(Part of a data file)
--- start ---
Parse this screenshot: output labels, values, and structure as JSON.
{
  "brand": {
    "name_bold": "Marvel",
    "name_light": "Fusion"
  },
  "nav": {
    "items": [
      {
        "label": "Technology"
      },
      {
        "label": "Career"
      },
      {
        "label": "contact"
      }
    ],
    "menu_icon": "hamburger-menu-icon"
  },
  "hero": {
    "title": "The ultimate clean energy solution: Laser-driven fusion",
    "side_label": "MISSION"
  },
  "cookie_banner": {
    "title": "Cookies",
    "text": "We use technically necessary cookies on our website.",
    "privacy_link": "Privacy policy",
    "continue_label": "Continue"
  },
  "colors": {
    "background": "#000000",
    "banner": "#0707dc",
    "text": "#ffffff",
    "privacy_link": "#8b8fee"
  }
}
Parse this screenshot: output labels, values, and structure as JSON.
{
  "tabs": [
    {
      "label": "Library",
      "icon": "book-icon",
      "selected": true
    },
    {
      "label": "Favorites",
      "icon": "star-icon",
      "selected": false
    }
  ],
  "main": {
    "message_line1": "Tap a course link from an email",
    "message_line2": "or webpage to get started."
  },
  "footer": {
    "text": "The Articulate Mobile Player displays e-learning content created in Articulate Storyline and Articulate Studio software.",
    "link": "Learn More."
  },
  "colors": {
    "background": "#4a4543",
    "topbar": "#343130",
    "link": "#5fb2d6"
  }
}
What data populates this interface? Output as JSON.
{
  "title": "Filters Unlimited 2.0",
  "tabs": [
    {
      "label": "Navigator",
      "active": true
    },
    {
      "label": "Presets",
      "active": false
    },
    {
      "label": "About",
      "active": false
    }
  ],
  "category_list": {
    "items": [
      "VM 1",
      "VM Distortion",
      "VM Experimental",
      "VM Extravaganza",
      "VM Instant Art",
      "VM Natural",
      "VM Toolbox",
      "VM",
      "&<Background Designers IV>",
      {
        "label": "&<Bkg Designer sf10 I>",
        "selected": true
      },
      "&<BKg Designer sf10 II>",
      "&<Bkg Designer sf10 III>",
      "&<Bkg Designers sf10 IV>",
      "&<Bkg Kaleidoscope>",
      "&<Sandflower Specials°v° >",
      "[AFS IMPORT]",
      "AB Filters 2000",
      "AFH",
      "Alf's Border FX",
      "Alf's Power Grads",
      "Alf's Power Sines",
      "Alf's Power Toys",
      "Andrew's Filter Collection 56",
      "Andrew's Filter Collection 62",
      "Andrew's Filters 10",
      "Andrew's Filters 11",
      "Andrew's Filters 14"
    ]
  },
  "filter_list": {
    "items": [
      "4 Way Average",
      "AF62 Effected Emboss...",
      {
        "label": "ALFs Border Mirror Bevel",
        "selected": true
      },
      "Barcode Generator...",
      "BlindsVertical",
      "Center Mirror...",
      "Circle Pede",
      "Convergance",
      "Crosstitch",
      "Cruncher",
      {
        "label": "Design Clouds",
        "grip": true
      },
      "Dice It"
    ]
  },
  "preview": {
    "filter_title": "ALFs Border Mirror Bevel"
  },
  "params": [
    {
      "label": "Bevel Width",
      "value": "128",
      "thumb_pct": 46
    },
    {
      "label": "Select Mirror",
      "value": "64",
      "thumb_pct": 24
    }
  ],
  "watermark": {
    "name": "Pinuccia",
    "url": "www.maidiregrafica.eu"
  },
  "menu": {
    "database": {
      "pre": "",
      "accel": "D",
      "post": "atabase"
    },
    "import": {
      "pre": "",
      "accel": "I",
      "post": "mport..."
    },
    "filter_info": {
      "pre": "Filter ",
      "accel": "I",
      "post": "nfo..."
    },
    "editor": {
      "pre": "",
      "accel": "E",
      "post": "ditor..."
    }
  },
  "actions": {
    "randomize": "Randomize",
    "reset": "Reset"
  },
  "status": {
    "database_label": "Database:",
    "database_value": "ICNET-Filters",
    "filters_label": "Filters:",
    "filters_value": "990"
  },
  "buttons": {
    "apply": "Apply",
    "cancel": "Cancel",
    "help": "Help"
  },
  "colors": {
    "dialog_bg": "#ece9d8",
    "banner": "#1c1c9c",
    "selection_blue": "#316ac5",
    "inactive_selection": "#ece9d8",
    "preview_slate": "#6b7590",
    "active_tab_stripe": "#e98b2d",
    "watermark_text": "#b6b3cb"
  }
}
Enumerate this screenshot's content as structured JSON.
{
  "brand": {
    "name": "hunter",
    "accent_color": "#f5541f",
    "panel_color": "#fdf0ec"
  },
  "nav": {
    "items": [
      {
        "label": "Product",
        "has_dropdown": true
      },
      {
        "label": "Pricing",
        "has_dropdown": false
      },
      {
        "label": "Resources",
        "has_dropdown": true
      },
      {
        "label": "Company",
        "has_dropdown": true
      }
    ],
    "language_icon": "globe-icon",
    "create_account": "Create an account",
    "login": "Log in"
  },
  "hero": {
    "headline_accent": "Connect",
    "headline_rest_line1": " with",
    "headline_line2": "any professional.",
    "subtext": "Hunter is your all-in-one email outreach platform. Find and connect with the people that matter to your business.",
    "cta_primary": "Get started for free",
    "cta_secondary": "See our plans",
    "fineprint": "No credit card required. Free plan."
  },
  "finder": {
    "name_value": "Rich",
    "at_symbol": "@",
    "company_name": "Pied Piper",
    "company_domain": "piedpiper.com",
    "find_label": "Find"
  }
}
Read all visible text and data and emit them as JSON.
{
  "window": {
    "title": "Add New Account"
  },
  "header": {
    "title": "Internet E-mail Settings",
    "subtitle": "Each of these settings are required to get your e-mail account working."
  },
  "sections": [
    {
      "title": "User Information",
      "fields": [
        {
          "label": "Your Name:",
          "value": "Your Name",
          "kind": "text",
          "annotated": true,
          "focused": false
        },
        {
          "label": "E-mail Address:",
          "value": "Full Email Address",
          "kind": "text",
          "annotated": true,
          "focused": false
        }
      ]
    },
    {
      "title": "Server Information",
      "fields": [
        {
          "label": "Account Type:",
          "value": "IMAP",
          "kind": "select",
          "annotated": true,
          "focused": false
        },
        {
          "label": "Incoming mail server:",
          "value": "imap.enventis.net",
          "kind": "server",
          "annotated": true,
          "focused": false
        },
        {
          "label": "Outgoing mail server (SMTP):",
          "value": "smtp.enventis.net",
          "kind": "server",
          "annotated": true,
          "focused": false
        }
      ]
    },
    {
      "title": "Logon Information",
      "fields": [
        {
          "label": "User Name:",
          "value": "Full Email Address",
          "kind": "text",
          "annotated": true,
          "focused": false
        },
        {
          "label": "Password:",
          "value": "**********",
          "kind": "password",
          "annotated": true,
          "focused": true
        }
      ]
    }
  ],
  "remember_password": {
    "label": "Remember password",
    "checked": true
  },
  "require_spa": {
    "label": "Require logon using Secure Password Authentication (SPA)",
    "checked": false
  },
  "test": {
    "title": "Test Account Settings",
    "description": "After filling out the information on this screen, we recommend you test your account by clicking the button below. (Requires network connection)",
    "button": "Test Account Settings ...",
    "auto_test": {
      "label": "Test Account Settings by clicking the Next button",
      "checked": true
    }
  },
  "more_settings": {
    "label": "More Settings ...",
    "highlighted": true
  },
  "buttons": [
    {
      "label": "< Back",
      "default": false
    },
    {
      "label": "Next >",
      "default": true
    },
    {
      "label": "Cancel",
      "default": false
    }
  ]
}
--- end ---
Stated task:
Copy out the whole listing, exactly as written.

Task output:
Parse this screenshot: output labels, values, and structure as JSON.
{
  "brand": {
    "name_bold": "Marvel",
    "name_light": "Fusion"
  },
  "nav": {
    "items": [
      {
        "label": "Technology"
      },
      {
        "label": "Career"
      },
      {
        "label": "contact"
      }
    ],
    "menu_icon": "hamburger-menu-icon"
  },
  "hero": {
    "title": "The ultimate clean energy solution: Laser-driven fusion",
    "side_label": "MISSION"
  },
  "cookie_banner": {
    "title": "Cookies",
    "text": "We use technically necessary cookies on our website.",
    "privacy_link": "Privacy policy",
    "continue_label": "Continue"
  },
  "colors": {
    "background": "#000000",
    "banner": "#0707dc",
    "text": "#ffffff",
    "privacy_link": "#8b8fee"
  }
}
Parse this screenshot: output labels, values, and structure as JSON.
{
  "tabs": [
    {
      "label": "Library",
      "icon": "book-icon",
      "selected": true
    },
    {
      "label": "Favorites",
      "icon": "star-icon",
      "selected": false
    }
  ],
  "main": {
    "message_line1": "Tap a course link from an email",
    "message_line2": "or webpage to get started."
  },
  "footer": {
    "text": "The Articulate Mobile Player displays e-learning content created in Articulate Storyline and Articulate Studio software.",
    "link": "Learn More."
  },
  "colors": {
    "background": "#4a4543",
    "topbar": "#343130",
    "link": "#5fb2d6"
  }
}
What data populates this interface? Output as JSON.
{
  "title": "Filters Unlimited 2.0",
  "tabs": [
    {
      "label": "Navigator",
      "active": true
    },
    {
      "label": "Presets",
      "active": false
    },
    {
      "label": "About",
      "active": false
    }
  ],
  "category_list": {
    "items": [
      "VM 1",
      "VM Distortion",
      "VM Experimental",
      "VM Extravaganza",
      "VM Instant Art",
      "VM Natural",
      "VM Toolbox",
      "VM",
      "&<Background Designers IV>",
      {
        "label": "&<Bkg Designer sf10 I>",
        "selected": true
      },
      "&<BKg Designer sf10 II>",
      "&<Bkg Designer sf10 III>",
      "&<Bkg Designers sf10 IV>",
      "&<Bkg Kaleidoscope>",
      "&<Sandflower Specials°v° >",
      "[AFS IMPORT]",
      "AB Filters 2000",
      "AFH",
      "Alf's Border FX",
      "Alf's Power Grads",
      "Alf's Power Sines",
      "Alf's Power Toys",
      "Andrew's Filter Collection 56",
      "Andrew's Filter Collection 62",
      "Andrew's Filters 10",
      "Andrew's Filters 11",
      "Andrew's Filters 14"
    ]
  },
  "filter_list": {
    "items": [
      "4 Way Average",
      "AF62 Effected Emboss...",
      {
        "label": "ALFs Border Mirror Bevel",
        "selected": true
      },
      "Barcode Generator...",
      "BlindsVertical",
      "Center Mirror...",
      "Circle Pede",
      "Convergance",
      "Crosstitch",
      "Cruncher",
      {
        "label": "Design Clouds",
        "grip": true
      },
      "Dice It"
    ]
  },
  "preview": {
    "filter_title": "ALFs Border Mirror Bevel"
  },
  "params": [
    {
      "label": "Bevel Width",
      "value": "128",
      "thumb_pct": 46
    },
    {
      "label": "Select Mirror",
      "value": "64",
      "thumb_pct": 24
    }
  ],
  "watermark": {
    "name": "Pinuccia",
    "url": "www.maidiregrafica.eu"
  },
  "menu": {
    "database": {
      "pre": "",
      "accel": "D",
      "post": "atabase"
    },
    "import": {
      "pre": "",
      "accel": "I",
      "post": "mport..."
    },
    "filter_info": {
      "pre": "Filter ",
      "accel": "I",
      "post": "nfo..."
    },
    "editor": {
      "pre": "",
      "accel": "E",
      "post": "ditor..."
    }
  },
  "actions": {
    "randomize": "Randomize",
    "reset": "Reset"
  },
  "status": {
    "database_label": "Database:",
    "database_value": "ICNET-Filters",
    "filters_label": "Filters:",
    "filters_value": "990"
  },
  "buttons": {
    "apply": "Apply",
    "cancel": "Cancel",
    "help": "Help"
  },
  "colors": {
    "dialog_bg": "#ece9d8",
    "banner": "#1c1c9c",
    "selection_blue": "#316ac5",
    "inactive_selection": "#ece9d8",
    "preview_slate": "#6b7590",
    "active_tab_stripe": "#e98b2d",
    "watermark_text": "#b6b3cb"
  }
}
Enumerate this screenshot's content as structured JSON.
{
  "brand": {
    "name": "hunter",
    "accent_color": "#f5541f",
    "panel_color": "#fdf0ec"
  },
  "nav": {
    "items": [
      {
        "label": "Product",
        "has_dropdown": true
      },
      {
        "label": "Pricing",
        "has_dropdown": false
      },
      {
        "label": "Resources",
        "has_dropdown": true
      },
      {
        "label": "Company",
        "has_dropdown": true
      }
    ],
    "language_icon": "globe-icon",
    "create_account": "Create an account",
    "login": "Log in"
  },
  "hero": {
    "headline_accent": "Connect",
    "headline_rest_line1": " with",
    "headline_line2": "any professional.",
    "subtext": "Hunter is your all-in-one email outreach platform. Find and connect with the people that matter to your business.",
    "cta_primary": "Get started for free",
    "cta_secondary": "See our plans",
    "fineprint": "No credit card required. Free plan."
  },
  "finder": {
    "name_value": "Rich",
    "at_symbol": "@",
    "company_name": "Pied Piper",
    "company_domain": "piedpiper.com",
    "find_label": "Find"
  }
}
Read all visible text and data and emit them as JSON.
{
  "window": {
    "title": "Add New Account"
  },
  "header": {
    "title": "Internet E-mail Settings",
    "subtitle": "Each of these settings are required to get your e-mail account working."
  },
  "sections": [
    {
      "title": "User Information",
      "fields": [
        {
          "label": "Your Name:",
          "value": "Your Name",
          "kind": "text",
          "annotated": true,
          "focused": false
        },
        {
          "label": "E-mail Address:",
          "value": "Full Email Address",
          "kind": "text",
          "annotated": true,
          "focused": false
        }
      ]
    },
    {
      "title": "Server Information",
      "fields": [
        {
          "label": "Account Type:",
          "value": "IMAP",
          "kind": "select",
          "annotated": true,
          "focused": false
        },
        {
          "label": "Incoming mail server:",
          "value": "imap.enventis.net",
          "kind": "server",
          "annotated": true,
          "focused": false
        },
        {
          "label": "Outgoing mail server (SMTP):",
          "value": "smtp.enventis.net",
          "kind": "server",
          "annotated": true,
          "focused": false
        }
      ]
    },
    {
      "title": "Logon Information",
      "fields": [
        {
          "label": "User Name:",
          "value": "Full Email Address",
          "kind": "text",
          "annotated": true,
          "focused": false
        },
        {
          "label": "Password:",
          "value": "**********",
          "kind": "password",
          "annotated": true,
          "focused": true
        }
      ]
    }
  ],
  "remember_password": {
    "label": "Remember password",
    "checked": true
  },
  "require_spa": {
    "label": "Require logon using Secure Password Authentication (SPA)",
    "checked": false
  },
  "test": {
    "title": "Test Account Settings",
    "description": "After filling out the information on this screen, we recommend you test your account by clicking the button below. (Requires network connection)",
    "button": "Test Account Settings ...",
    "auto_test": {
      "label": "Test Account Settings by clicking the Next button",
      "checked": true
    }
  },
  "more_settings": {
    "label": "More Settings ...",
    "highlighted": true
  },
  "buttons": [
    {
      "label": "< Back",
      "default": false
    },
    {
      "label": "Next >",
      "default": true
    },
    {
      "label": "Cancel",
      "default": false
    }
  ]
}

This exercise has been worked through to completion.